What you are asked to do —
Repeat every record below exactly, but leave out any pictures.

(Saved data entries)
****
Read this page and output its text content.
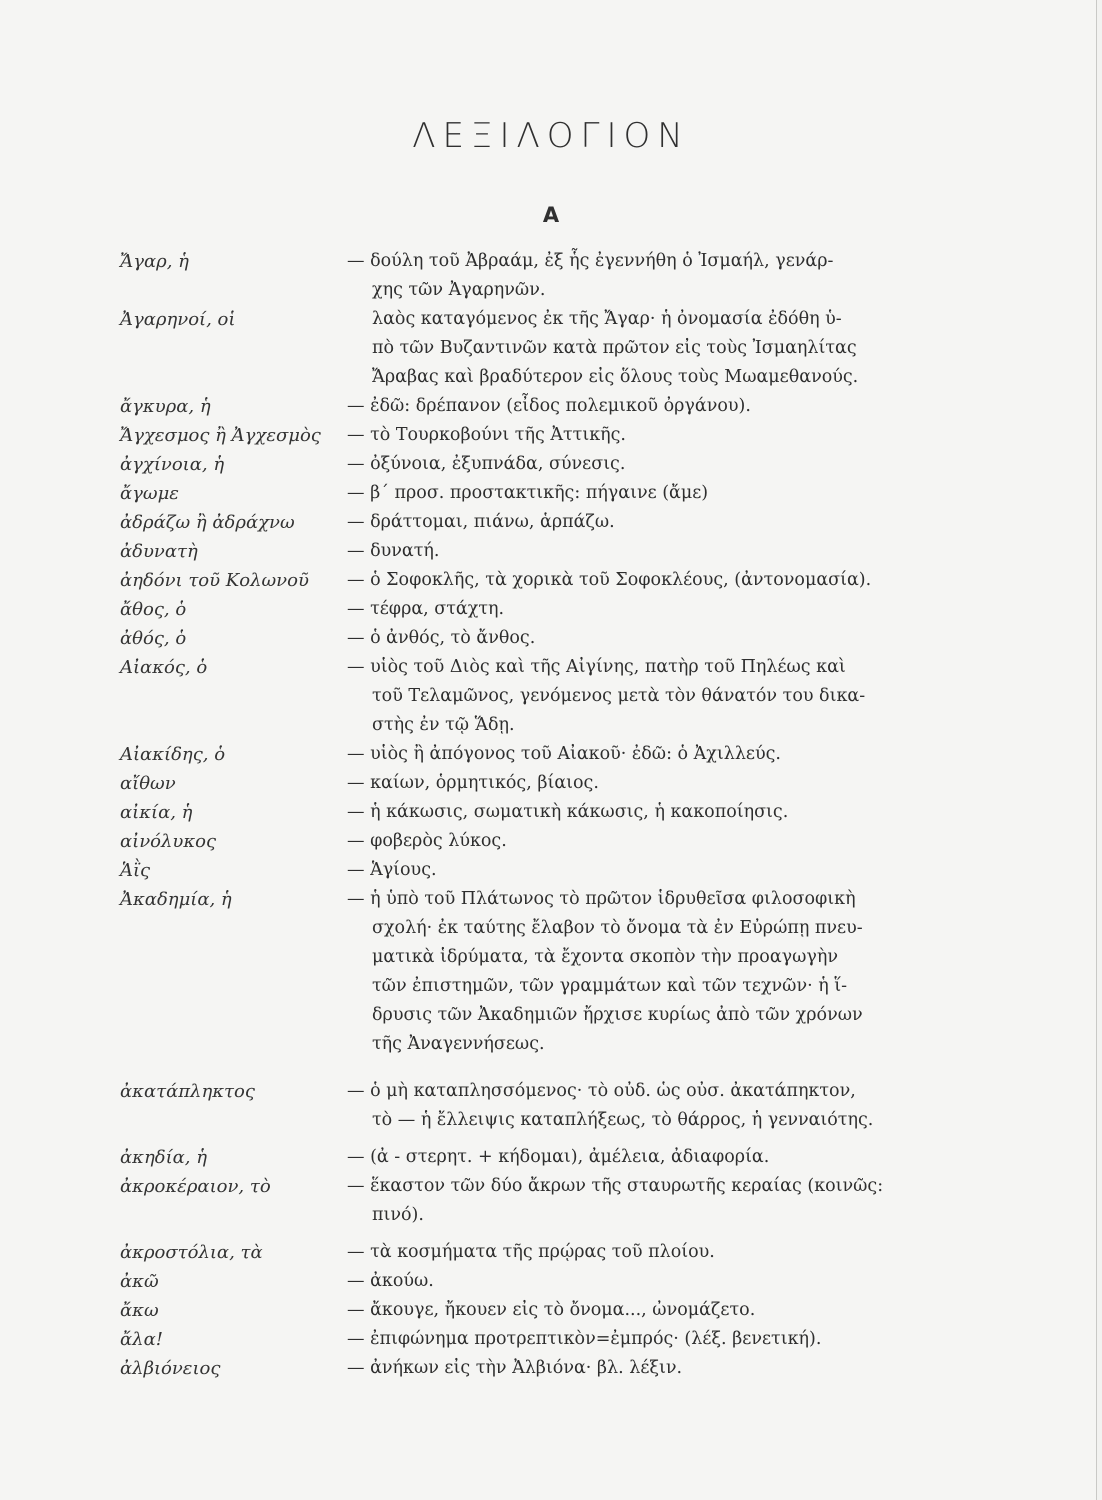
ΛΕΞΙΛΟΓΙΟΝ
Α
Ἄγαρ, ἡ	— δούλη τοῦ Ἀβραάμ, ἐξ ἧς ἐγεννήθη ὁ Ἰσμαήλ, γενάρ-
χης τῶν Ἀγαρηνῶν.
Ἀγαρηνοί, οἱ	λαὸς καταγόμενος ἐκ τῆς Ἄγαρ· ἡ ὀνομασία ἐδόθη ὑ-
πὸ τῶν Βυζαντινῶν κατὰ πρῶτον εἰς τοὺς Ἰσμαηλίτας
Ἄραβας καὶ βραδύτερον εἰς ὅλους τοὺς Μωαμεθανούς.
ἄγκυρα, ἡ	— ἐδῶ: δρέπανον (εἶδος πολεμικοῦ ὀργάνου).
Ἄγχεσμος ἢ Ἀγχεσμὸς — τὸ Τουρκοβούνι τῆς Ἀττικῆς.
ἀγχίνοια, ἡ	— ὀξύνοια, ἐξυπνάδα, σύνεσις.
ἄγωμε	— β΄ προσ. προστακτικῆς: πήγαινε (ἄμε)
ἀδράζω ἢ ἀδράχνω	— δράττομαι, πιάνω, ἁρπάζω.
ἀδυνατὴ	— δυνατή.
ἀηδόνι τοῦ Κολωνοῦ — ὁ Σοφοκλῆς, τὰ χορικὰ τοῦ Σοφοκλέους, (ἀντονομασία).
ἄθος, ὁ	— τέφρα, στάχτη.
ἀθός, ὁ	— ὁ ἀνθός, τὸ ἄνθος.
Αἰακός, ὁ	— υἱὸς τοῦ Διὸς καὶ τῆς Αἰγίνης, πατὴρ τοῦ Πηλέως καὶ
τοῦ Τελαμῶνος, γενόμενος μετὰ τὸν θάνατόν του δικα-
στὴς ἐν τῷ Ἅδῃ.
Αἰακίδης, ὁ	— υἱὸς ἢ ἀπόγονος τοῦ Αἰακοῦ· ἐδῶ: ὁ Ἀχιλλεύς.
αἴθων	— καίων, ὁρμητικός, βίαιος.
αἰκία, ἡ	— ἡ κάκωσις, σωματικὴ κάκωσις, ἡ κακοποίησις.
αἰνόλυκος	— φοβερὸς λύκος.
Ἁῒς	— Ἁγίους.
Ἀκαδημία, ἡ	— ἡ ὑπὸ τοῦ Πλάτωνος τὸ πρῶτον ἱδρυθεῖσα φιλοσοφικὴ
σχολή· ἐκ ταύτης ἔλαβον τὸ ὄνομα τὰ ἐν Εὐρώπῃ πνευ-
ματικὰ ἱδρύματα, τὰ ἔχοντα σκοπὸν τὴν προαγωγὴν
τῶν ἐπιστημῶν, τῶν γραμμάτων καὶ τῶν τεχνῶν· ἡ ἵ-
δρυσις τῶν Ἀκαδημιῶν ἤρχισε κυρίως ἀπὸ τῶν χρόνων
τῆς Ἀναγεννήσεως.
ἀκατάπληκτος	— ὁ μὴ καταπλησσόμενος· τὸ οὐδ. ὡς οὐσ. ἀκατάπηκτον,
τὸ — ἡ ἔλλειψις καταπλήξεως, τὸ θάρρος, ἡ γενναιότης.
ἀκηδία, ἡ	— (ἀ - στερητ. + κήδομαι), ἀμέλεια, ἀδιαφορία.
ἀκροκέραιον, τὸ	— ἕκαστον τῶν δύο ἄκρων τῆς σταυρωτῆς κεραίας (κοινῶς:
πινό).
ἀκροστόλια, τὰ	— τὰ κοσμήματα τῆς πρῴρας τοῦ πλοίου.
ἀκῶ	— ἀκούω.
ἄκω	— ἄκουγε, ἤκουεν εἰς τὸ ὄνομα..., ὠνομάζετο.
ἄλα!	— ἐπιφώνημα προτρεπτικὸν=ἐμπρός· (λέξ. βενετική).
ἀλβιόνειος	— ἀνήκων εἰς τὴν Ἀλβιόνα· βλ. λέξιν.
****
Worked answer —
Read this page and output its text content.
ΛΕΞΙΛΟΓΙΟΝ
Α
Ἄγαρ, ἡ	— δούλη τοῦ Ἀβραάμ, ἐξ ἧς ἐγεννήθη ὁ Ἰσμαήλ, γενάρ-
χης τῶν Ἀγαρηνῶν.
Ἀγαρηνοί, οἱ	λαὸς καταγόμενος ἐκ τῆς Ἄγαρ· ἡ ὀνομασία ἐδόθη ὑ-
πὸ τῶν Βυζαντινῶν κατὰ πρῶτον εἰς τοὺς Ἰσμαηλίτας
Ἄραβας καὶ βραδύτερον εἰς ὅλους τοὺς Μωαμεθανούς.
ἄγκυρα, ἡ	— ἐδῶ: δρέπανον (εἶδος πολεμικοῦ ὀργάνου).
Ἄγχεσμος ἢ Ἀγχεσμὸς — τὸ Τουρκοβούνι τῆς Ἀττικῆς.
ἀγχίνοια, ἡ	— ὀξύνοια, ἐξυπνάδα, σύνεσις.
ἄγωμε	— β΄ προσ. προστακτικῆς: πήγαινε (ἄμε)
ἀδράζω ἢ ἀδράχνω	— δράττομαι, πιάνω, ἁρπάζω.
ἀδυνατὴ	— δυνατή.
ἀηδόνι τοῦ Κολωνοῦ — ὁ Σοφοκλῆς, τὰ χορικὰ τοῦ Σοφοκλέους, (ἀντονομασία).
ἄθος, ὁ	— τέφρα, στάχτη.
ἀθός, ὁ	— ὁ ἀνθός, τὸ ἄνθος.
Αἰακός, ὁ	— υἱὸς τοῦ Διὸς καὶ τῆς Αἰγίνης, πατὴρ τοῦ Πηλέως καὶ
τοῦ Τελαμῶνος, γενόμενος μετὰ τὸν θάνατόν του δικα-
στὴς ἐν τῷ Ἅδῃ.
Αἰακίδης, ὁ	— υἱὸς ἢ ἀπόγονος τοῦ Αἰακοῦ· ἐδῶ: ὁ Ἀχιλλεύς.
αἴθων	— καίων, ὁρμητικός, βίαιος.
αἰκία, ἡ	— ἡ κάκωσις, σωματικὴ κάκωσις, ἡ κακοποίησις.
αἰνόλυκος	— φοβερὸς λύκος.
Ἁῒς	— Ἁγίους.
Ἀκαδημία, ἡ	— ἡ ὑπὸ τοῦ Πλάτωνος τὸ πρῶτον ἱδρυθεῖσα φιλοσοφικὴ
σχολή· ἐκ ταύτης ἔλαβον τὸ ὄνομα τὰ ἐν Εὐρώπῃ πνευ-
ματικὰ ἱδρύματα, τὰ ἔχοντα σκοπὸν τὴν προαγωγὴν
τῶν ἐπιστημῶν, τῶν γραμμάτων καὶ τῶν τεχνῶν· ἡ ἵ-
δρυσις τῶν Ἀκαδημιῶν ἤρχισε κυρίως ἀπὸ τῶν χρόνων
τῆς Ἀναγεννήσεως.
ἀκατάπληκτος	— ὁ μὴ καταπλησσόμενος· τὸ οὐδ. ὡς οὐσ. ἀκατάπηκτον,
τὸ — ἡ ἔλλειψις καταπλήξεως, τὸ θάρρος, ἡ γενναιότης.
ἀκηδία, ἡ	— (ἀ - στερητ. + κήδομαι), ἀμέλεια, ἀδιαφορία.
ἀκροκέραιον, τὸ	— ἕκαστον τῶν δύο ἄκρων τῆς σταυρωτῆς κεραίας (κοινῶς:
πινό).
ἀκροστόλια, τὰ	— τὰ κοσμήματα τῆς πρῴρας τοῦ πλοίου.
ἀκῶ	— ἀκούω.
ἄκω	— ἄκουγε, ἤκουεν εἰς τὸ ὄνομα..., ὠνομάζετο.
ἄλα!	— ἐπιφώνημα προτρεπτικὸν=ἐμπρός· (λέξ. βενετική).
ἀλβιόνειος	— ἀνήκων εἰς τὴν Ἀλβιόνα· βλ. λέξιν.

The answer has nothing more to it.